Recorded data:

◇ ◇ ◇ ◇ ◇ ◇ ◇

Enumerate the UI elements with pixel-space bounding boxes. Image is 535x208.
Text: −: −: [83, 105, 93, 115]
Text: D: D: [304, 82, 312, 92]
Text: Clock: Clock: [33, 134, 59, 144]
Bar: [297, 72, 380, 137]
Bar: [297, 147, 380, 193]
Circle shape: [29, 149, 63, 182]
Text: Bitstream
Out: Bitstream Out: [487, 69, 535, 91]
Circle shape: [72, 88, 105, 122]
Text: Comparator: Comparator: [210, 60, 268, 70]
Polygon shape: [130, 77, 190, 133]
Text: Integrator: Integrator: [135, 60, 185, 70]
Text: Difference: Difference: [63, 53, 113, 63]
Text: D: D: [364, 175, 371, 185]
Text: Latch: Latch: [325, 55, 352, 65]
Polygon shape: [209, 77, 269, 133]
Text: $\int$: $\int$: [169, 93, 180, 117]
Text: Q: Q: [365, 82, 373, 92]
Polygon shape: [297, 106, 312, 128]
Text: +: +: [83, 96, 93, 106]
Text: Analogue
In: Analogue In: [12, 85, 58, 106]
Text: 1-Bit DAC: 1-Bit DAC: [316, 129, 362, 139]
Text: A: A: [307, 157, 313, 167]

◇ ◇ ◇ ◇ ◇ ◇ ◇

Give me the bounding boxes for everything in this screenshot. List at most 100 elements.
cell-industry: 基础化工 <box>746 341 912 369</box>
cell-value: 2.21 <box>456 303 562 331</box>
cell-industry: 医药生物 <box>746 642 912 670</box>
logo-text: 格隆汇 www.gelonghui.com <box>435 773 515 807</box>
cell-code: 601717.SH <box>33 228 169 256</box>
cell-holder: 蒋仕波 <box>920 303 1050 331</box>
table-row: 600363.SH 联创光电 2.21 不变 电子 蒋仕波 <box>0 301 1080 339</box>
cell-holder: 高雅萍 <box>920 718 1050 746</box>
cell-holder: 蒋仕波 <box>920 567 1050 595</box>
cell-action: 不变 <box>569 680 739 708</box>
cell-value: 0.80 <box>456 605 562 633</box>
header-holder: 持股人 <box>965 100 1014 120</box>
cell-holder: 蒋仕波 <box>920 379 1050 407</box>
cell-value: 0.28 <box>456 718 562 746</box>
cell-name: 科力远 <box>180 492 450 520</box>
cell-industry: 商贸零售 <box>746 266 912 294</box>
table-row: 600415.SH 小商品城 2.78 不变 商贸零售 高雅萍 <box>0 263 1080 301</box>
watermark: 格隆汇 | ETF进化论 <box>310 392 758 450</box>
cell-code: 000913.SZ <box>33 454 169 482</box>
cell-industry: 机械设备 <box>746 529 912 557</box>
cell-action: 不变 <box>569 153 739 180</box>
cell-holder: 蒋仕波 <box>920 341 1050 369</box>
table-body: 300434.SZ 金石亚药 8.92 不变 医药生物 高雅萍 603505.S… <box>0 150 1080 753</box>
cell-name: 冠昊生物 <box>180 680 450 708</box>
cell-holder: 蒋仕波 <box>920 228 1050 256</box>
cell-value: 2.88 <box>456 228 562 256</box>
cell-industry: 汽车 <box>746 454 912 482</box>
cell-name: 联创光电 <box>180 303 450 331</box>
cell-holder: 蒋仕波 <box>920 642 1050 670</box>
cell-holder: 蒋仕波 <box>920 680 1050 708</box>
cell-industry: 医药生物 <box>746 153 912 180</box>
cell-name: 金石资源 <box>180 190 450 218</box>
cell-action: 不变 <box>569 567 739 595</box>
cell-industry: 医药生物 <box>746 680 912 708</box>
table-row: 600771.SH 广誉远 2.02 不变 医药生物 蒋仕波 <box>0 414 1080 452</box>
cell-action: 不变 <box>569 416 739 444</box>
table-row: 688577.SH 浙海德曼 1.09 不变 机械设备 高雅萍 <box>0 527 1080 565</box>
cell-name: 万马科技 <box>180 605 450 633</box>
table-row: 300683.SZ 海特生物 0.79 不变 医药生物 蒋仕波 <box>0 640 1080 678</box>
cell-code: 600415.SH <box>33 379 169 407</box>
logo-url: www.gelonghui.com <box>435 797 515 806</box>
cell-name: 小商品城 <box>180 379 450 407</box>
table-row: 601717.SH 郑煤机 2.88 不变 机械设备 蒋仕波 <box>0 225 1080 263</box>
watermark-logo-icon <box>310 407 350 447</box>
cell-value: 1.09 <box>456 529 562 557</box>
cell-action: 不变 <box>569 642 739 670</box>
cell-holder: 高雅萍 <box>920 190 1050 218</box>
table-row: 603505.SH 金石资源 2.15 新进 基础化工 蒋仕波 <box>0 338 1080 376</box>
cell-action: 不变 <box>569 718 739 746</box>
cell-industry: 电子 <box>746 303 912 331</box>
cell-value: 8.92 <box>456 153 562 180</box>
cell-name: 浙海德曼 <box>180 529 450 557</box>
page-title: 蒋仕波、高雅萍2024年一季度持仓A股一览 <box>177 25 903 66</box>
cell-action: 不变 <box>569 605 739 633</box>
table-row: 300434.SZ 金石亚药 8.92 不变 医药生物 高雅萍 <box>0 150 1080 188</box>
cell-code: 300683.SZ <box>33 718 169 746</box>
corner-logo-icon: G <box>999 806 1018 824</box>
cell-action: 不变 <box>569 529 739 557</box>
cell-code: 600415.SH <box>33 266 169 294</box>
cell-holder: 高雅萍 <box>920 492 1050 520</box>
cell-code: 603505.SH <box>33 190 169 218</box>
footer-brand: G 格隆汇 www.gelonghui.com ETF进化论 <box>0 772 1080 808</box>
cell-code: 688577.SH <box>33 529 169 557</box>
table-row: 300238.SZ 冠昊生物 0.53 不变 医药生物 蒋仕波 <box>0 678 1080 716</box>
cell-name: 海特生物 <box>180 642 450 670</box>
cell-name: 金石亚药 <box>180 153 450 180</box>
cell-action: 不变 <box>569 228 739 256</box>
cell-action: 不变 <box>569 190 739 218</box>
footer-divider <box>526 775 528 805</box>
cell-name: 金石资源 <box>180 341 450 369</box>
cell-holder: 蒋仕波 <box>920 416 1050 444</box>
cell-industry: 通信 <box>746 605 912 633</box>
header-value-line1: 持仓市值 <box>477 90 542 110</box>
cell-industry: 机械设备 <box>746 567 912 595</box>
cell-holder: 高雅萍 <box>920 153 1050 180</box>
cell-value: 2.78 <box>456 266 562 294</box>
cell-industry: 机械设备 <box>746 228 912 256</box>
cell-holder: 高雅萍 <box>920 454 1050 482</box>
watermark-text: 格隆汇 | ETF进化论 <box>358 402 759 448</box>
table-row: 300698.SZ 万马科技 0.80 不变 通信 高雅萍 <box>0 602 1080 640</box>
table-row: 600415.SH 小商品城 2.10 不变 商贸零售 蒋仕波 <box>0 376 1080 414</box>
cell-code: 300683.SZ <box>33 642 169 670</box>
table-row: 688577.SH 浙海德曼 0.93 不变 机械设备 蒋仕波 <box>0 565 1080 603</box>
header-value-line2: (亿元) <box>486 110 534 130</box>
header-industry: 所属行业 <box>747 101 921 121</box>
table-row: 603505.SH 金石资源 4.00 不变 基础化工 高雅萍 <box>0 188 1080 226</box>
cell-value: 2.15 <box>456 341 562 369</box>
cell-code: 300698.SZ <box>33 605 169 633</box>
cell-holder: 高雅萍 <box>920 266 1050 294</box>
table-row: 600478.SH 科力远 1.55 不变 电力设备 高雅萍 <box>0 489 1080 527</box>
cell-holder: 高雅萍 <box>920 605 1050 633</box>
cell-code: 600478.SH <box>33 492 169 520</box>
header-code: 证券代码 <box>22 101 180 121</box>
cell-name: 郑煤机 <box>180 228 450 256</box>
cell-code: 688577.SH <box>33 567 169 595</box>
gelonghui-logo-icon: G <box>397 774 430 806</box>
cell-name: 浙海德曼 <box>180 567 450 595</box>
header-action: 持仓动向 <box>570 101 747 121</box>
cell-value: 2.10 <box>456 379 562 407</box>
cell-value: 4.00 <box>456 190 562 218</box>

◇ ◇ ◇ ◇ ◇ ◇ ◇

DIRECTIONS FOR THIS TASK:
Starting with the line containing "Enumerate the UI" and going on through the line containing "Text: A: A: [307, 157, 313, 167]", rewrite those lines with "Circle shape" switched to "Round shape", leaving everything else unchanged.

SOLUTION BELOW:
Enumerate the UI elements with pixel-space bounding boxes. Image is 535x208.
Text: −: −: [83, 105, 93, 115]
Text: D: D: [304, 82, 312, 92]
Text: Clock: Clock: [33, 134, 59, 144]
Bar: [297, 72, 380, 137]
Bar: [297, 147, 380, 193]
Round shape: [29, 149, 63, 182]
Text: Bitstream
Out: Bitstream Out: [487, 69, 535, 91]
Round shape: [72, 88, 105, 122]
Text: Comparator: Comparator: [210, 60, 268, 70]
Polygon shape: [130, 77, 190, 133]
Text: Integrator: Integrator: [135, 60, 185, 70]
Text: Difference: Difference: [63, 53, 113, 63]
Text: D: D: [364, 175, 371, 185]
Text: Latch: Latch: [325, 55, 352, 65]
Polygon shape: [209, 77, 269, 133]
Text: $\int$: $\int$: [169, 93, 180, 117]
Text: Q: Q: [365, 82, 373, 92]
Polygon shape: [297, 106, 312, 128]
Text: +: +: [83, 96, 93, 106]
Text: Analogue
In: Analogue In: [12, 85, 58, 106]
Text: 1-Bit DAC: 1-Bit DAC: [316, 129, 362, 139]
Text: A: A: [307, 157, 313, 167]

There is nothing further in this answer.